Data listing:
(begin)

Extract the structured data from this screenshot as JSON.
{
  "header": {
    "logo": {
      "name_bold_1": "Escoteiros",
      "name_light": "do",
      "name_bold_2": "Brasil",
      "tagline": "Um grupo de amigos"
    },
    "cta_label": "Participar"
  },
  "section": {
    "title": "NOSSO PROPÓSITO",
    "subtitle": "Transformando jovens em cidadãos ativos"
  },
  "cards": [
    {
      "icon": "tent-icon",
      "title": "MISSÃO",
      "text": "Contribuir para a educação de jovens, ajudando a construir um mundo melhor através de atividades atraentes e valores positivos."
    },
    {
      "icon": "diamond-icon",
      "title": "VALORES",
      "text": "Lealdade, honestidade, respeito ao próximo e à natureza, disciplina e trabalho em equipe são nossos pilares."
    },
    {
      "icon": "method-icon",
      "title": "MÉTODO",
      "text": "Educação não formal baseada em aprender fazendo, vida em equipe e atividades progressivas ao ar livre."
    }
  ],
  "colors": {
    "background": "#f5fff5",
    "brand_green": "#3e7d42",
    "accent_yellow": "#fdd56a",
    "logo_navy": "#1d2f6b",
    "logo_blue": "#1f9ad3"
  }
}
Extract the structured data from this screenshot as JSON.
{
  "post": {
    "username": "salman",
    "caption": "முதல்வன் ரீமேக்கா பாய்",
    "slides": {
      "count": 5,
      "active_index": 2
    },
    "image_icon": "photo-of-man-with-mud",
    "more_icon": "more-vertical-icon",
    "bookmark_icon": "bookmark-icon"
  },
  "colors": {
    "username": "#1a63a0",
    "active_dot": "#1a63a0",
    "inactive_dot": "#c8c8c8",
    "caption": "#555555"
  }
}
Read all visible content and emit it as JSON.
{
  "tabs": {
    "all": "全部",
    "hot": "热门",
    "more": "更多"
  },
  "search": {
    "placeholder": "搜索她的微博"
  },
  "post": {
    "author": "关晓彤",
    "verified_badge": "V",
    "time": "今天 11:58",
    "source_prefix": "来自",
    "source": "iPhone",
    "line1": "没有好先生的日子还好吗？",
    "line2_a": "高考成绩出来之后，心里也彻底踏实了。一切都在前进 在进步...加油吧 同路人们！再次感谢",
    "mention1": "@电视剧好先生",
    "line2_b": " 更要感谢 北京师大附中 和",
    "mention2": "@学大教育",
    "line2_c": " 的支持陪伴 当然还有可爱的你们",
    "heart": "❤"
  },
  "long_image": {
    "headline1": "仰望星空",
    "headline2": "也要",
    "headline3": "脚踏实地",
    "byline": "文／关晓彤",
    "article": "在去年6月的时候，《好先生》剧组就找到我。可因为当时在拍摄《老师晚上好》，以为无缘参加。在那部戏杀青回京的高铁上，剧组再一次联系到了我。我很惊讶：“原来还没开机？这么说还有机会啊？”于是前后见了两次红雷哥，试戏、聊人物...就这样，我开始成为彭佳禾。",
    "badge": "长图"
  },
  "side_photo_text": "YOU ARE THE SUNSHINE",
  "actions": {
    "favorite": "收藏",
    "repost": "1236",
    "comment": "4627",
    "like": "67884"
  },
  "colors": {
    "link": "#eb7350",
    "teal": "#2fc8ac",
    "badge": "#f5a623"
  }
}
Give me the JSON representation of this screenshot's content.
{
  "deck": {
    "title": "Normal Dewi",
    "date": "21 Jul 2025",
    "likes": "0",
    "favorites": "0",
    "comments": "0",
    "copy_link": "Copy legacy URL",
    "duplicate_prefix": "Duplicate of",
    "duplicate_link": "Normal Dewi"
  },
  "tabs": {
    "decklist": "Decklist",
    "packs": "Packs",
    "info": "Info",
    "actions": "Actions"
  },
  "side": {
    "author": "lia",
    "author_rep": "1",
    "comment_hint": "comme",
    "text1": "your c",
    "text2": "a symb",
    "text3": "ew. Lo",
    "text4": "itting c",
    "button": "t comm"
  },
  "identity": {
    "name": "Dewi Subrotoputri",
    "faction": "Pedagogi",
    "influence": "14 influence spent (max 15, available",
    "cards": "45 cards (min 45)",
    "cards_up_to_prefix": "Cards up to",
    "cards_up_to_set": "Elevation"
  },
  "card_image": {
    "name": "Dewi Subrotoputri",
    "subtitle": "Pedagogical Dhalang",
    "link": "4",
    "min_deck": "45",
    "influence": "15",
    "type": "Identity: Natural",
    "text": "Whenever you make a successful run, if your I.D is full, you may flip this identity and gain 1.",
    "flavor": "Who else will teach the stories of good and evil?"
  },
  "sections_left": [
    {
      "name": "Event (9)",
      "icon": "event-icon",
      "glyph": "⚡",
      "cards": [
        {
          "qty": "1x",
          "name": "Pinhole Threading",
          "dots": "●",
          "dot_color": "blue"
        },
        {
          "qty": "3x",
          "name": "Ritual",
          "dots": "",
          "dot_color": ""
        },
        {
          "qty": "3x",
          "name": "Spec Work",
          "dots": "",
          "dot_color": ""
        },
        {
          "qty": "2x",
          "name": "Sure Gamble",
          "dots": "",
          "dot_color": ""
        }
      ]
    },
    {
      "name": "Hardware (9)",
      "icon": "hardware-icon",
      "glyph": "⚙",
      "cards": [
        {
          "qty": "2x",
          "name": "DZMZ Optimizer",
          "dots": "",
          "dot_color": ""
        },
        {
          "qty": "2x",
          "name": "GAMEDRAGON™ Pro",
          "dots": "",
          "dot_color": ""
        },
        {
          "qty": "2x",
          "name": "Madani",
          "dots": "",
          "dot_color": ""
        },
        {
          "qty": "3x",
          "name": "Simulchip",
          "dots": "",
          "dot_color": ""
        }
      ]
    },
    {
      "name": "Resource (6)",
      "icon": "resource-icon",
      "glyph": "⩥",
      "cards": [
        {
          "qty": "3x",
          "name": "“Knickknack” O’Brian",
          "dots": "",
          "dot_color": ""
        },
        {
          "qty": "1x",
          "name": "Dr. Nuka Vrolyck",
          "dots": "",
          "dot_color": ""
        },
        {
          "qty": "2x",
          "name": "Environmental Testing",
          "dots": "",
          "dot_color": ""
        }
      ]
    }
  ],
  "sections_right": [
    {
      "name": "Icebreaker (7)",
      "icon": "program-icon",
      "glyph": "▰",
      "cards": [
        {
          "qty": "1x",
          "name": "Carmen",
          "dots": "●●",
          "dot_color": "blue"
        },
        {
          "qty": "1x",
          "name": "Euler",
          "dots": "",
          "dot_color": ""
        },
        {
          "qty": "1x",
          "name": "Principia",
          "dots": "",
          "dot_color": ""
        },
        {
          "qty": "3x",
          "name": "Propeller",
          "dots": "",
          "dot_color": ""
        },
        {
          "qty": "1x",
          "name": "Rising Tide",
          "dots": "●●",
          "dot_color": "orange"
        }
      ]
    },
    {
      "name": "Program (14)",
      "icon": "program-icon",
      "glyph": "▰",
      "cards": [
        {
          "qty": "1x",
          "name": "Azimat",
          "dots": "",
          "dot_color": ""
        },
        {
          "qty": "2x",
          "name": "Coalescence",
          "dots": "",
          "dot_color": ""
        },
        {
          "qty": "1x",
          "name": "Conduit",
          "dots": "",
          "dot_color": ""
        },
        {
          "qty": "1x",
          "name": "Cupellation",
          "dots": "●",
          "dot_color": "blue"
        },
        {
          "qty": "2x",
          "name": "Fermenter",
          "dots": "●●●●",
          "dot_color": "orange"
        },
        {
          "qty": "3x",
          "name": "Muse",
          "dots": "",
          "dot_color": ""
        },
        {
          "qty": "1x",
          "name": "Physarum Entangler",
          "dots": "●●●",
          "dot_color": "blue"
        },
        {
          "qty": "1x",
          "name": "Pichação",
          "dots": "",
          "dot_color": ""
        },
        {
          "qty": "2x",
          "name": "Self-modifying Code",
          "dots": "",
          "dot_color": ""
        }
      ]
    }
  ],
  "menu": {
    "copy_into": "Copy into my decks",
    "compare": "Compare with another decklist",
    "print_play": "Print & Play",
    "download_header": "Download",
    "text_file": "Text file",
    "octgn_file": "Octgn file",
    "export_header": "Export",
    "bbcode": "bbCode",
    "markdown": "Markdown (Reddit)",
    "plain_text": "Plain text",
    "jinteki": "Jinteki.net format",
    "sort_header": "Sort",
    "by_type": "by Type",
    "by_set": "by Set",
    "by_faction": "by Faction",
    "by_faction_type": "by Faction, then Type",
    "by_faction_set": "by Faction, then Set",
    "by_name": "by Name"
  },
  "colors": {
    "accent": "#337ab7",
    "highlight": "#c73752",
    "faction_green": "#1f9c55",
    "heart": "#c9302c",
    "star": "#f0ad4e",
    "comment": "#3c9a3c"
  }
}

(end)

Description of the task:
Review the preceding data and report every line that includes the string "with".

Written solution:
    "image_icon": "photo-of-man-with-mud",
    "compare": "Compare with another decklist",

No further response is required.